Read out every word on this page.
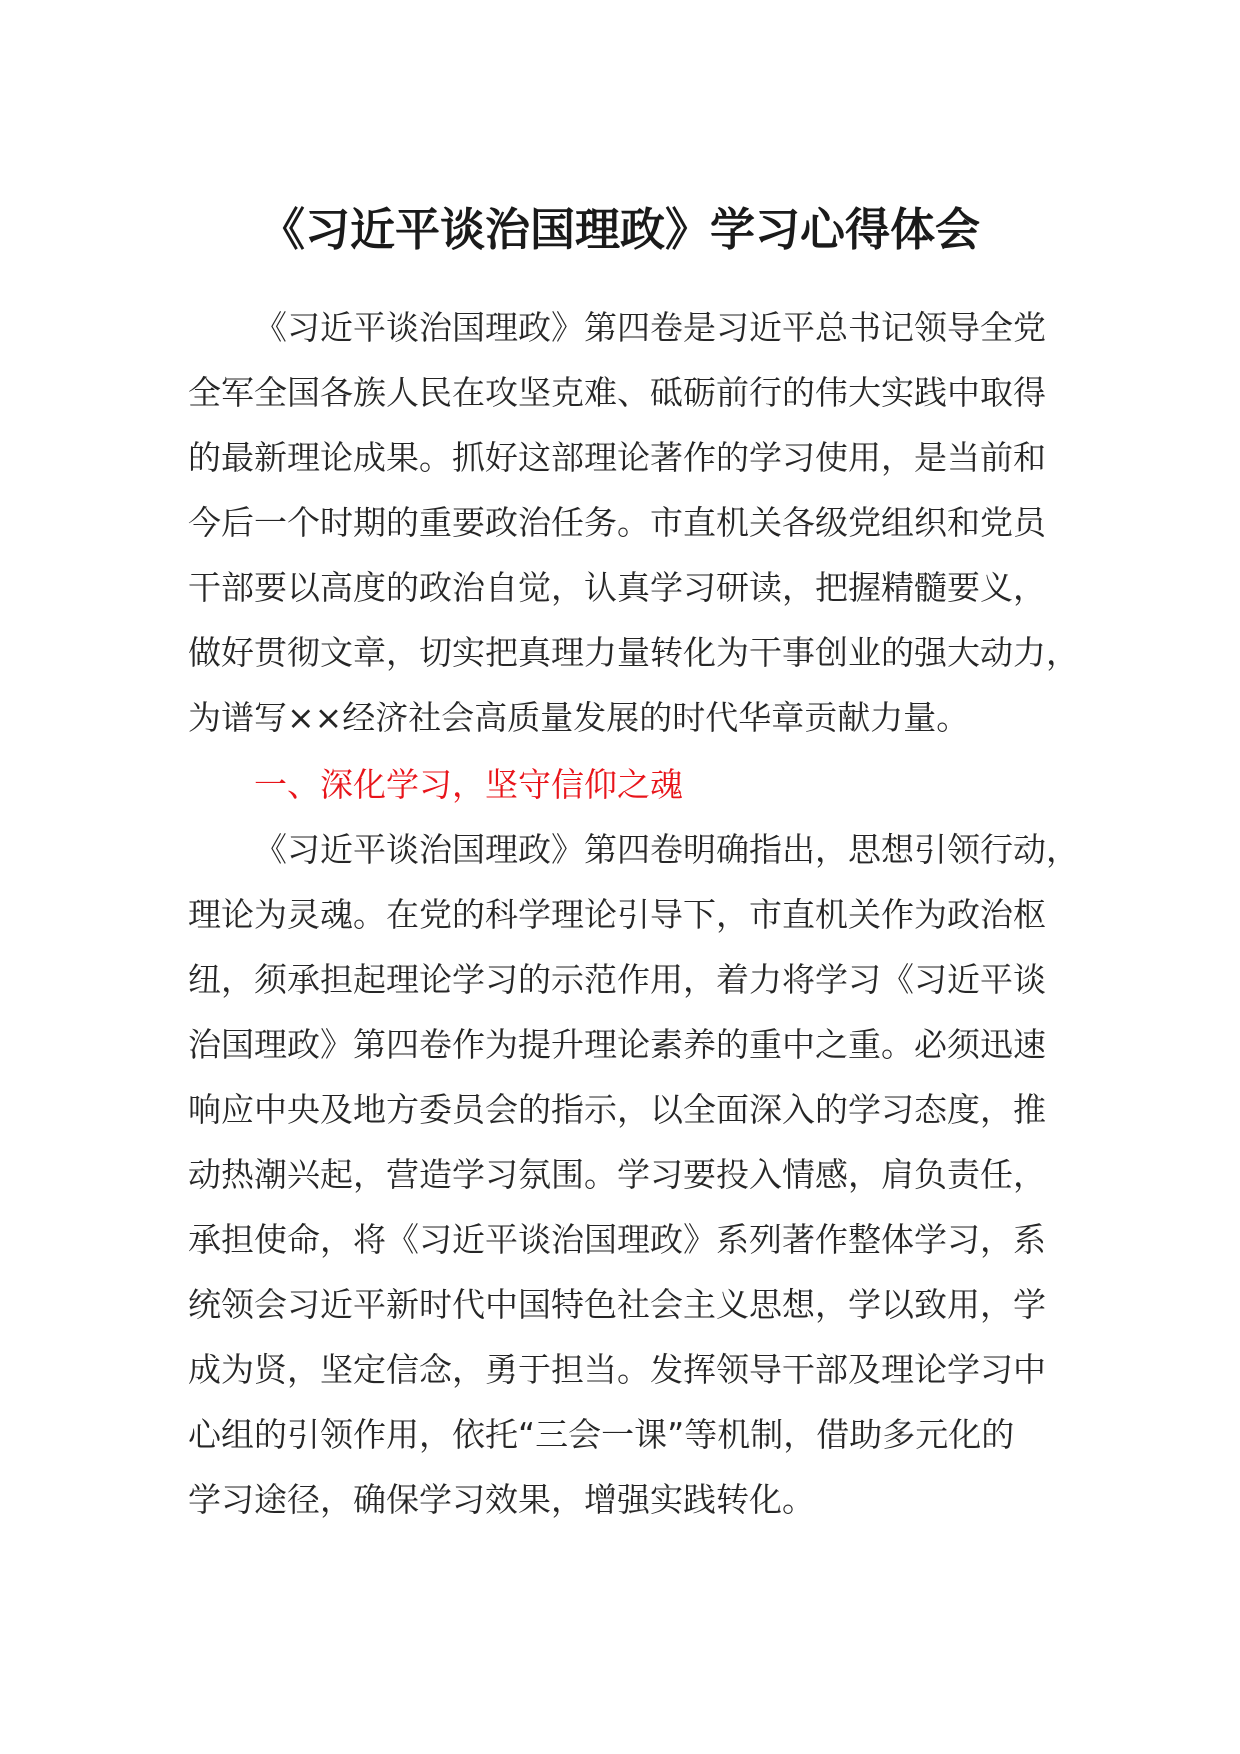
《习近平谈治国理政》学习心得体会
《习近平谈治国理政》第四卷是习近平总书记领导全党
全军全国各族人民在攻坚克难、砥砺前行的伟大实践中取得
的最新理论成果。抓好这部理论著作的学习使用，是当前和
今后一个时期的重要政治任务。市直机关各级党组织和党员
干部要以高度的政治自觉，认真学习研读，把握精髓要义，
做好贯彻文章，切实把真理力量转化为干事创业的强大动力，
为谱写××经济社会高质量发展的时代华章贡献力量。
一、深化学习，坚守信仰之魂
《习近平谈治国理政》第四卷明确指出，思想引领行动，
理论为灵魂。在党的科学理论引导下，市直机关作为政治枢
纽，须承担起理论学习的示范作用，着力将学习《习近平谈
治国理政》第四卷作为提升理论素养的重中之重。必须迅速
响应中央及地方委员会的指示，以全面深入的学习态度，推
动热潮兴起，营造学习氛围。学习要投入情感，肩负责任，
承担使命，将《习近平谈治国理政》系列著作整体学习，系
统领会习近平新时代中国特色社会主义思想，学以致用，学
成为贤，坚定信念，勇于担当。发挥领导干部及理论学习中
心组的引领作用，依托“三会一课”等机制，借助多元化的
学习途径，确保学习效果，增强实践转化。
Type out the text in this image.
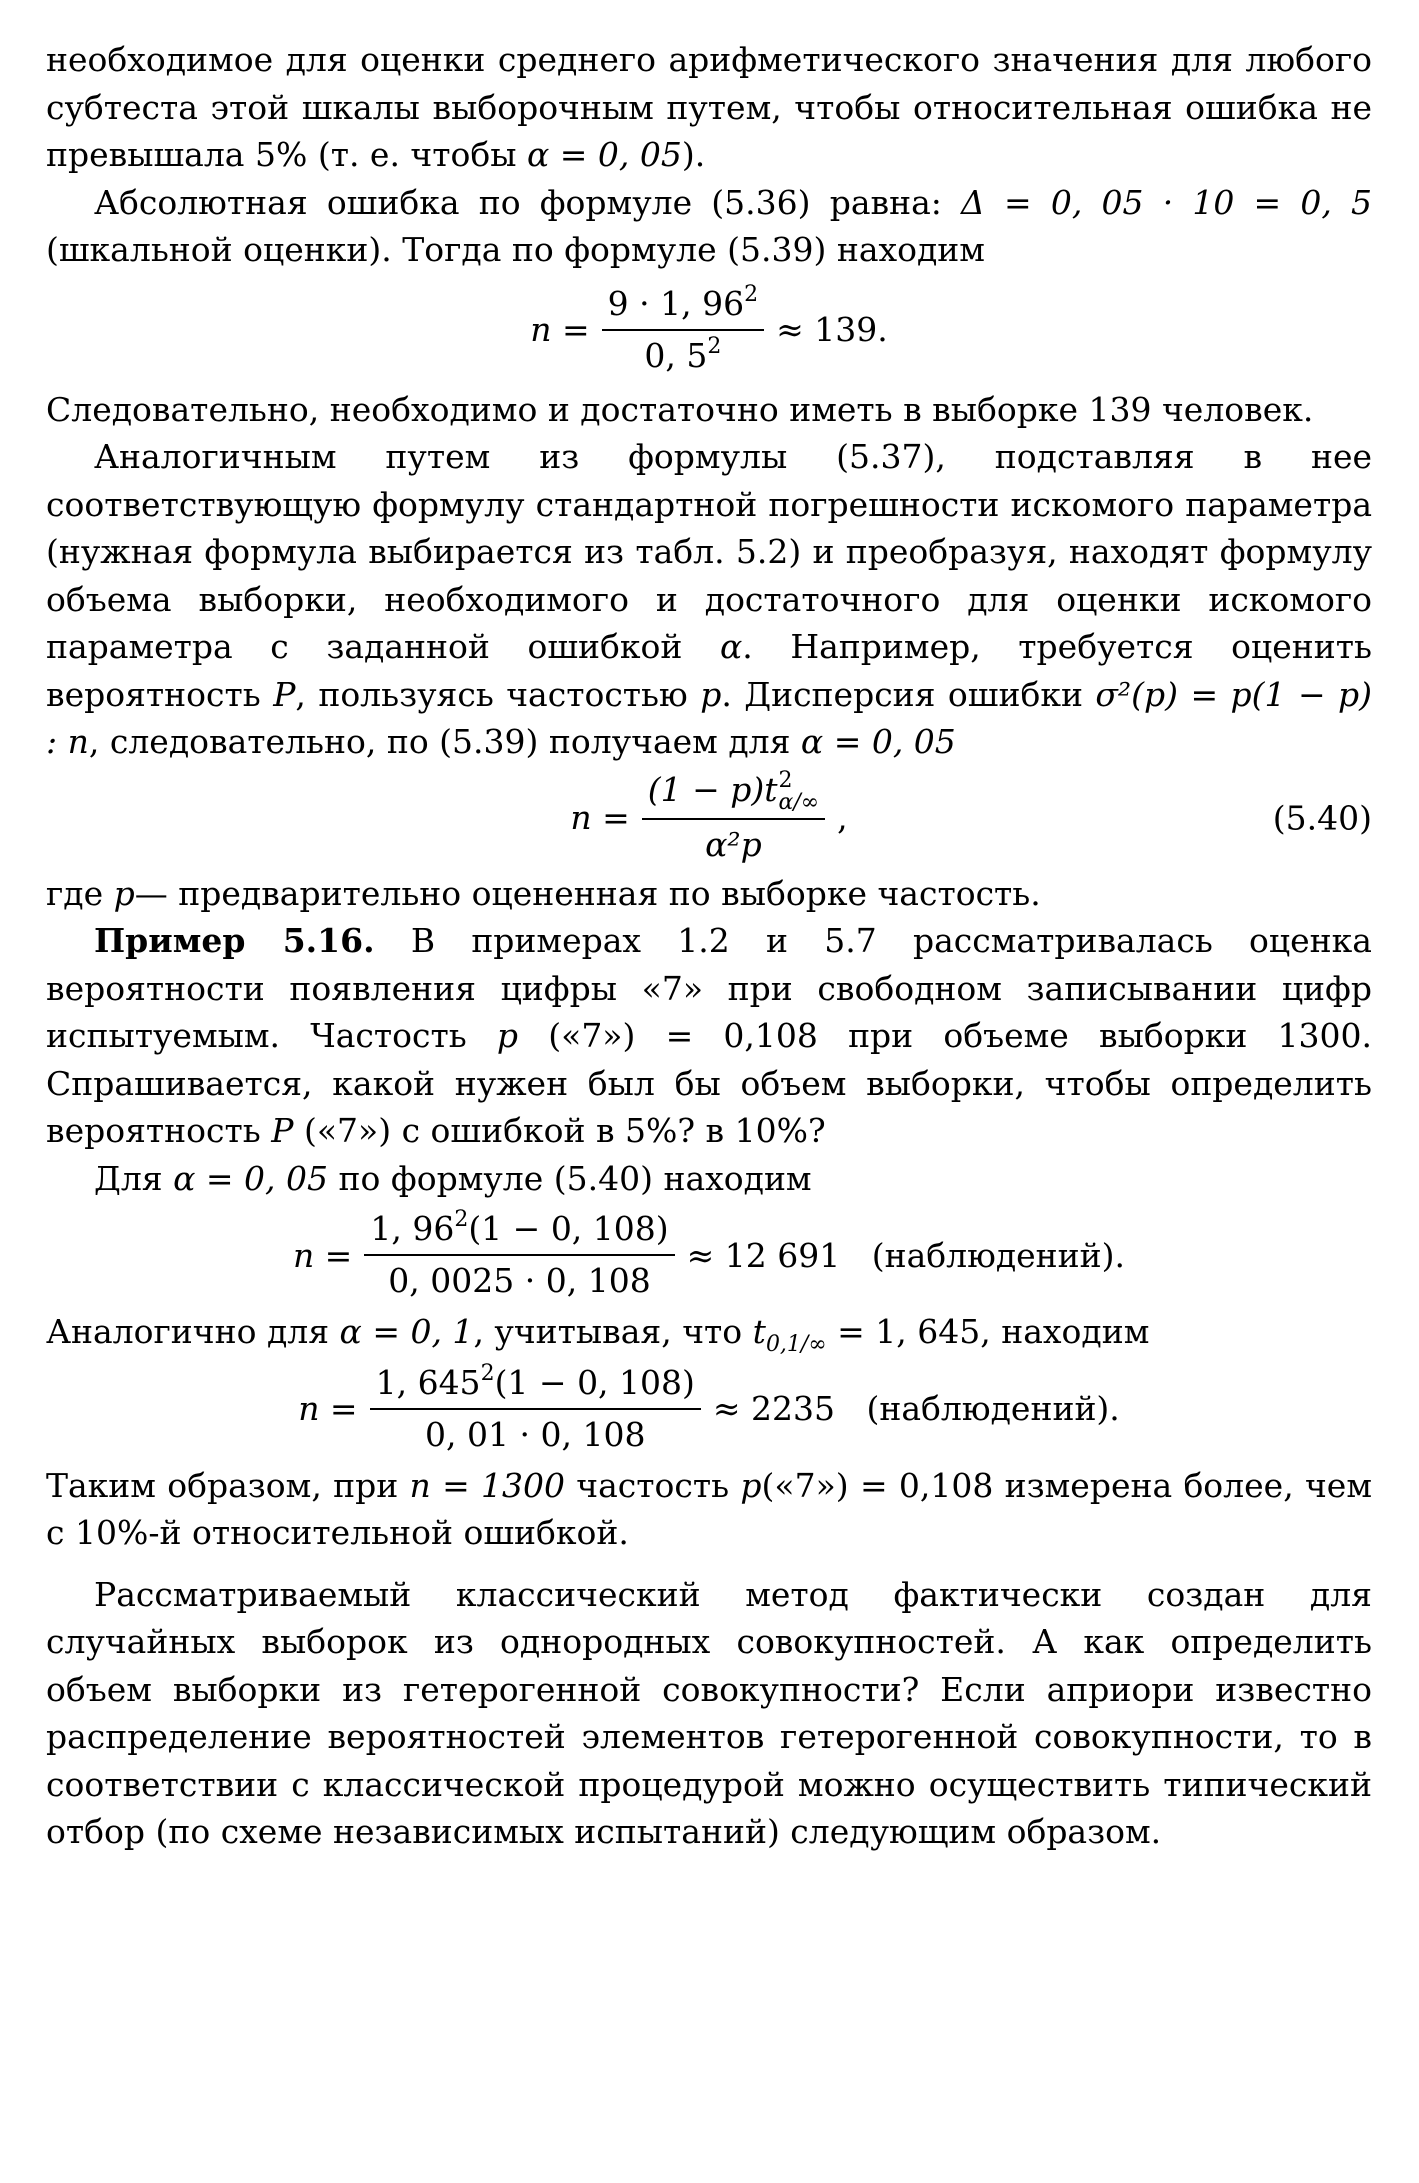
необходимое для оценки среднего арифметического значения для любого субтеста этой шкалы выборочным путем, чтобы относительная ошибка не превышала 5% (т. е. чтобы α = 0, 05).

Абсолютная ошибка по формуле (5.36) равна: Δ = 0, 05 · 10 = 0, 5 (шкальной оценки). Тогда по формуле (5.39) находим

$n = \frac{9 \cdot 1, 96^2}{0, 5^2} \approx 139$.

Следовательно, необходимо и достаточно иметь в выборке 139 человек.

Аналогичным путем из формулы (5.37), подставляя в нее соответствующую формулу стандартной погрешности искомого параметра (нужная формула выбирается из табл. 5.2) и преобразуя, находят формулу объема выборки, необходимого и достаточного для оценки искомого параметра с заданной ошибкой α. Например, требуется оценить вероятность P, пользуясь частостью p. Дисперсия ошибки σ²(p) = p(1 − p) : n, следовательно, по (5.39) получаем для α = 0, 05

n = (1 − p)t 2
α/∞
α²p ,	(5.40)

где p— предварительно оцененная по выборке частость.

Пример 5.16. В примерах 1.2 и 5.7 рассматривалась оценка вероятности появления цифры «7» при свободном записывании цифр испытуемым. Частость p («7») = 0,108 при объеме выборки 1300. Спрашивается, какой нужен был бы объем выборки, чтобы определить вероятность P («7») с ошибкой в 5%? в 10%?

Для α = 0, 05 по формуле (5.40) находим

$n = \frac{1, 96^2(1 - 0, 108)}{0, 0025 \cdot 0, 108} \approx 12$ 691   (наблюдений).

Аналогично для α = 0, 1, учитывая, что $t_{0,1/\infty} = 1$, 645, находим

$n = \frac{1, 645^2(1 - 0, 108)}{0, 01 \cdot 0, 108} \approx 2235$   (наблюдений).

Таким образом, при n = 1300 частость p(«7») = 0,108 измерена более, чем с 10%-й относительной ошибкой.

Рассматриваемый классический метод фактически создан для случайных выборок из однородных совокупностей. А как определить объем выборки из гетерогенной совокупности? Если априори известно распределение вероятностей элементов гетерогенной совокупности, то в соответствии с классической процедурой можно осуществить типический отбор (по схеме независимых испытаний) следующим образом.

◇ ◇ ◇ ◇ ◇ ◇ ◇

**WHAT TO PRODUCE:**
Copy out the lines in which the string "путем" appears.

**FULL RESPONSE:**
необходимое для оценки среднего арифметического значения для любого субтеста этой шкалы выборочным путем, чтобы относительная ошибка не превышала 5% (т. е. чтобы α = 0, 05).
Аналогичным путем из формулы (5.37), подставляя в нее соответствующую формулу стандартной погрешности искомого параметра (нужная формула выбирается из табл. 5.2) и преобразуя, находят формулу объема выборки, необходимого и достаточного для оценки искомого параметра с заданной ошибкой α. Например, требуется оценить вероятность P, пользуясь частостью p. Дисперсия ошибки σ²(p) = p(1 − p) : n, следовательно, по (5.39) получаем для α = 0, 05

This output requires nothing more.